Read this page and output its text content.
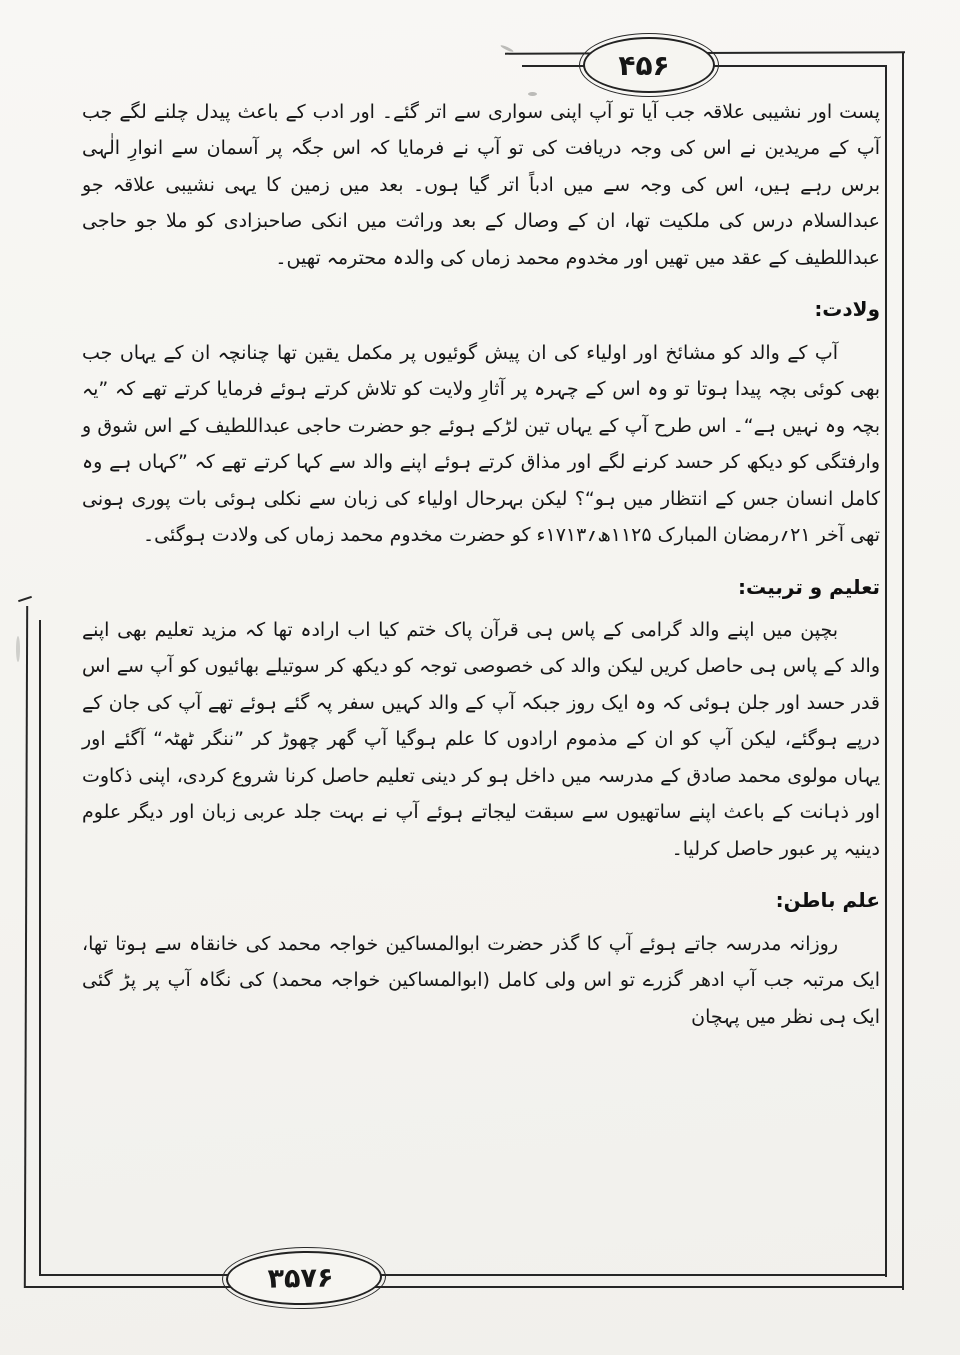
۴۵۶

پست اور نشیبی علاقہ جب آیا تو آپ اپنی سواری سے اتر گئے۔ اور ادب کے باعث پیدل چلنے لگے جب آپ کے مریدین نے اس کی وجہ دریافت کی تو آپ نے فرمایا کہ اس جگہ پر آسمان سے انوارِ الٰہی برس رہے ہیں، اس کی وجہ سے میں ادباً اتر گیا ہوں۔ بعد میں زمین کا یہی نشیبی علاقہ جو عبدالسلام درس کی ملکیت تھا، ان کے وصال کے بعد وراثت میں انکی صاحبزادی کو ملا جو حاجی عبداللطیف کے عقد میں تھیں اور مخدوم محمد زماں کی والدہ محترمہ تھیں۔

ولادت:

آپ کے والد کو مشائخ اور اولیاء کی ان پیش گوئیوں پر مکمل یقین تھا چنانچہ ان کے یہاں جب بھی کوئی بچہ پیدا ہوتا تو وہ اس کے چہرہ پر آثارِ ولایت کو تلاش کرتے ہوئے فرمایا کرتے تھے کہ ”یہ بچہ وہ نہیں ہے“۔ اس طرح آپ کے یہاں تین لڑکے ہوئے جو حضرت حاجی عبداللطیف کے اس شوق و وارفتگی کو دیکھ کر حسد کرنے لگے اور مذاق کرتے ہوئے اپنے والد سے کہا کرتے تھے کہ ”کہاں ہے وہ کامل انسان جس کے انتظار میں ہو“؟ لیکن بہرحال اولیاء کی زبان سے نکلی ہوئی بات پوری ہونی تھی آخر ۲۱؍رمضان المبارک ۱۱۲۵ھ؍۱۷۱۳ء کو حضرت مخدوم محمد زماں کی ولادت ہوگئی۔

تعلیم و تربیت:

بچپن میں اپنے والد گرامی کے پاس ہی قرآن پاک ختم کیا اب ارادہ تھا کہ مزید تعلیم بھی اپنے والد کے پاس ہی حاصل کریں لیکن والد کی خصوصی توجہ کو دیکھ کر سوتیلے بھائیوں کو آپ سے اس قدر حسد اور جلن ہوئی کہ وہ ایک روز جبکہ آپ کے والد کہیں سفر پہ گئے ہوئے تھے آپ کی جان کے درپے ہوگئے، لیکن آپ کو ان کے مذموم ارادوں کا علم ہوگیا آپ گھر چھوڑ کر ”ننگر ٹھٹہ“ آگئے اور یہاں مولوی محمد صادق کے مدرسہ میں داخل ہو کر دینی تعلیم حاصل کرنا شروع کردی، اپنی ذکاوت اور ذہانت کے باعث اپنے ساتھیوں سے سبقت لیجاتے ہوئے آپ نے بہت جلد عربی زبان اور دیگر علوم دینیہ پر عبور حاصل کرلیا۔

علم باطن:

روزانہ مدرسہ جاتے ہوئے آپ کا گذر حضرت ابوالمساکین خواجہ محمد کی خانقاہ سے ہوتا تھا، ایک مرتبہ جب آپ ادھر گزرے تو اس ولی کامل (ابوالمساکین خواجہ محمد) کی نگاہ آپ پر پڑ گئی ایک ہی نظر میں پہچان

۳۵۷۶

* * *

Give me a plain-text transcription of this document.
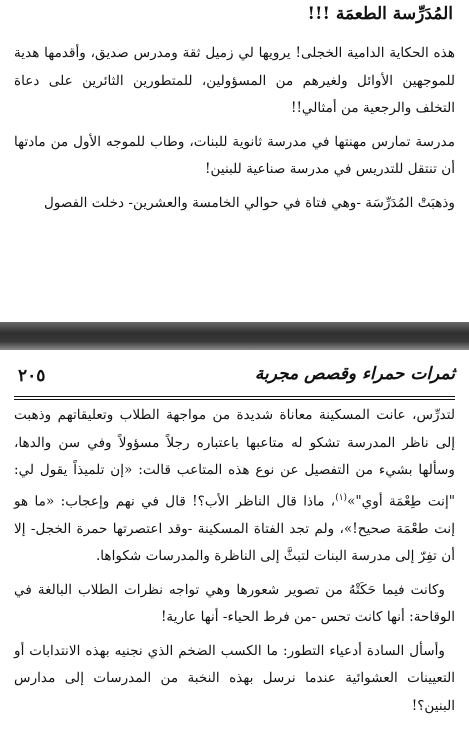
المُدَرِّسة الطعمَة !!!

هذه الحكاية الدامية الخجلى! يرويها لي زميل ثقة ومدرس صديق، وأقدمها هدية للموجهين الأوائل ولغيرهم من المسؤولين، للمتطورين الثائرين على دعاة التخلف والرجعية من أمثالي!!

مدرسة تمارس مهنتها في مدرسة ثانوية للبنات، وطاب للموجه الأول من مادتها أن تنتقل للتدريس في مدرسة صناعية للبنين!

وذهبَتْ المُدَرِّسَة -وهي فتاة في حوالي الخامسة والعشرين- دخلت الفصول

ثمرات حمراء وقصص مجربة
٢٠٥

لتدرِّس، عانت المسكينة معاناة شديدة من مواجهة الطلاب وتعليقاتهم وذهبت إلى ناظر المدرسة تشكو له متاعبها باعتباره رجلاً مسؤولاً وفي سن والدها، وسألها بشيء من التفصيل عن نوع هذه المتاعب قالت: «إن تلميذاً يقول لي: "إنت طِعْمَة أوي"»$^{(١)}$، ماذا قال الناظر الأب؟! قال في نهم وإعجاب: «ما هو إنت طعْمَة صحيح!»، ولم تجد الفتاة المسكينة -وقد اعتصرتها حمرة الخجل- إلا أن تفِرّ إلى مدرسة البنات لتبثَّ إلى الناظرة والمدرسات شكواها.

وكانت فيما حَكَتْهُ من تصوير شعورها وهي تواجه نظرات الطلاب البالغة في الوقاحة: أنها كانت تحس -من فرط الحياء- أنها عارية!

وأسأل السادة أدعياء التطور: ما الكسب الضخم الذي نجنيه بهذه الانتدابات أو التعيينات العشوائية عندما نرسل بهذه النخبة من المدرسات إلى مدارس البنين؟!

• **STATED TASK**: Gather up every line from the listing above in which the word "عبداللطیف" occurs.

• **CORRECT RESPONSE**:
پست اور نشیبی علاقہ جب آیا تو آپ اپنی سواری سے اتر گئے۔ اور ادب کے باعث پیدل چلنے لگے جب آپ کے مریدین نے اس کی وجہ دریافت کی تو آپ نے فرمایا کہ اس جگہ پر آسمان سے انوارِ الٰہی برس رہے ہیں، اس کی وجہ سے میں ادباً اتر گیا ہوں۔ بعد میں زمین کا یہی نشیبی علاقہ جو عبدالسلام درس کی ملکیت تھا، ان کے وصال کے بعد وراثت میں انکی صاحبزادی کو ملا جو حاجی عبداللطیف کے عقد میں تھیں اور مخدوم محمد زماں کی والدہ محترمہ تھیں۔
آپ کے والد کو مشائخ اور اولیاء کی ان پیش گوئیوں پر مکمل یقین تھا چنانچہ ان کے یہاں جب بھی کوئی بچہ پیدا ہوتا تو وہ اس کے چہرہ پر آثارِ ولایت کو تلاش کرتے ہوئے فرمایا کرتے تھے کہ ”یہ بچہ وہ نہیں ہے“۔ اس طرح آپ کے یہاں تین لڑکے ہوئے جو حضرت حاجی عبداللطیف کے اس شوق و وارفتگی کو دیکھ کر حسد کرنے لگے اور مذاق کرتے ہوئے اپنے والد سے کہا کرتے تھے کہ ”کہاں ہے وہ کامل انسان جس کے انتظار میں ہو“؟ لیکن بہرحال اولیاء کی زبان سے نکلی ہوئی بات پوری ہونی تھی آخر ۲۱؍رمضان المبارک ۱۱۲۵ھ؍۱۷۱۳ء کو حضرت مخدوم محمد زماں کی ولادت ہوگئی۔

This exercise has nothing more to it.